-- BEGIN --

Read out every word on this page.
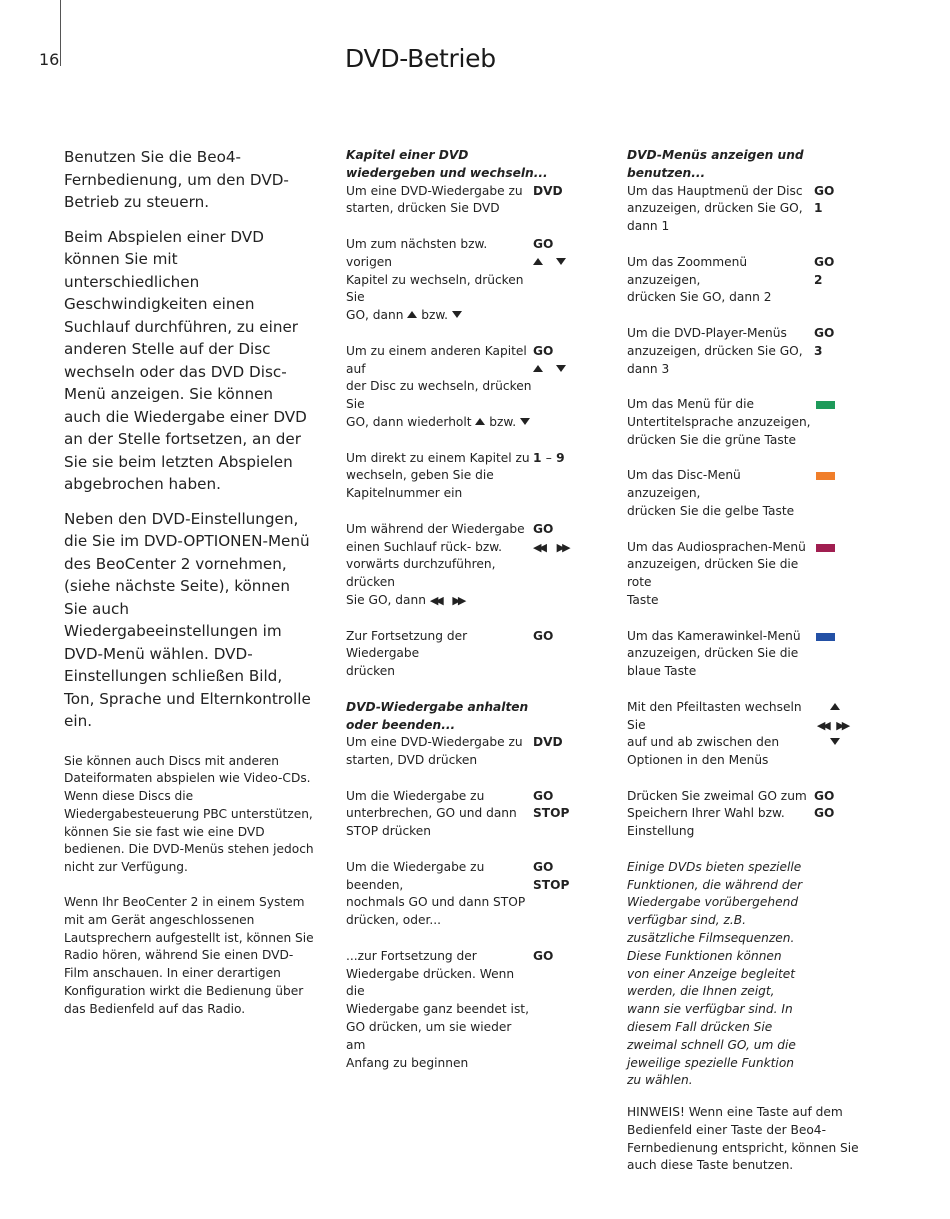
16	DVD-Betrieb

Benutzen Sie die Beo4-Fernbedienung, um den DVD-Betrieb zu steuern.

Beim Abspielen einer DVD können Sie mit unterschiedlichen Geschwindigkeiten einen Suchlauf durchführen, zu einer anderen Stelle auf der Disc wechseln oder das DVD Disc-Menü anzeigen. Sie können auch die Wiedergabe einer DVD an der Stelle fortsetzen, an der Sie sie beim letzten Abspielen abgebrochen haben.

Neben den DVD-Einstellungen, die Sie im DVD-OPTIONEN-Menü des BeoCenter 2 vornehmen, (siehe nächste Seite), können Sie auch Wiedergabeeinstellungen im DVD-Menü wählen. DVD-Einstellungen schließen Bild, Ton, Sprache und Elternkontrolle ein.

Sie können auch Discs mit anderen Dateiformaten abspielen wie Video-CDs. Wenn diese Discs die Wiedergabesteuerung PBC unterstützen, können Sie sie fast wie eine DVD bedienen. Die DVD-Menüs stehen jedoch nicht zur Verfügung.

Wenn Ihr BeoCenter 2 in einem System mit am Gerät angeschlossenen Lautsprechern aufgestellt ist, können Sie Radio hören, während Sie einen DVD-Film anschauen. In einer derartigen Konfiguration wirkt die Bedienung über das Bedienfeld auf das Radio.

Kapitel einer DVD
wiedergeben und wechseln...
Um eine DVD-Wiedergabe zu
starten, drücken Sie DVD
DVD
Um zum nächsten bzw. vorigen
Kapitel zu wechseln, drücken Sie
GO, dann bzw.
GO

Um zu einem anderen Kapitel auf
der Disc zu wechseln, drücken Sie
GO, dann wiederholt bzw.
GO

Um direkt zu einem Kapitel zu
wechseln, geben Sie die
Kapitelnummer ein
1 – 9
Um während der Wiedergabe
einen Suchlauf rück- bzw.
vorwärts durchzuführen, drücken
Sie GO, dann ◀◀ ▶▶
GO
◀◀ ▶▶
Zur Fortsetzung der Wiedergabe
drücken
GO
DVD-Wiedergabe anhalten
oder beenden...
Um eine DVD-Wiedergabe zu
starten, DVD drücken
DVD
Um die Wiedergabe zu
unterbrechen, GO und dann
STOP drücken
GO
STOP
Um die Wiedergabe zu beenden,
nochmals GO und dann STOP
drücken, oder...
GO
STOP
...zur Fortsetzung der
Wiedergabe drücken. Wenn die
Wiedergabe ganz beendet ist,
GO drücken, um sie wieder am
Anfang zu beginnen
GO
DVD-Menüs anzeigen und
benutzen...
Um das Hauptmenü der Disc
anzuzeigen, drücken Sie GO,
dann 1
GO
1
Um das Zoommenü anzuzeigen,
drücken Sie GO, dann 2
GO
2
Um die DVD-Player-Menüs
anzuzeigen, drücken Sie GO,
dann 3
GO
3
Um das Menü für die
Untertitelsprache anzuzeigen,
drücken Sie die grüne Taste
Um das Disc-Menü anzuzeigen,
drücken Sie die gelbe Taste
Um das Audiosprachen-Menü
anzuzeigen, drücken Sie die rote
Taste
Um das Kamerawinkel-Menü
anzuzeigen, drücken Sie die
blaue Taste
Mit den Pfeiltasten wechseln Sie
auf und ab zwischen den
Optionen in den Menüs
◀◀ ▶▶
Drücken Sie zweimal GO zum
Speichern Ihrer Wahl bzw.
Einstellung
GO
GO
Einige DVDs bieten spezielle Funktionen, die während der Wiedergabe vorübergehend verfügbar sind, z.B. zusätzliche Filmsequenzen. Diese Funktionen können von einer Anzeige begleitet werden, die Ihnen zeigt, wann sie verfügbar sind. In diesem Fall drücken Sie zweimal schnell GO, um die jeweilige spezielle Funktion zu wählen.
HINWEIS! Wenn eine Taste auf dem Bedienfeld einer Taste der Beo4-Fernbedienung entspricht, können Sie auch diese Taste benutzen.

-- END --

## TASK TO COMPLETE
State how many lines of the listing hold the string "STOP"; reply with the number and nothing else.

## WRITTEN ANSWER
4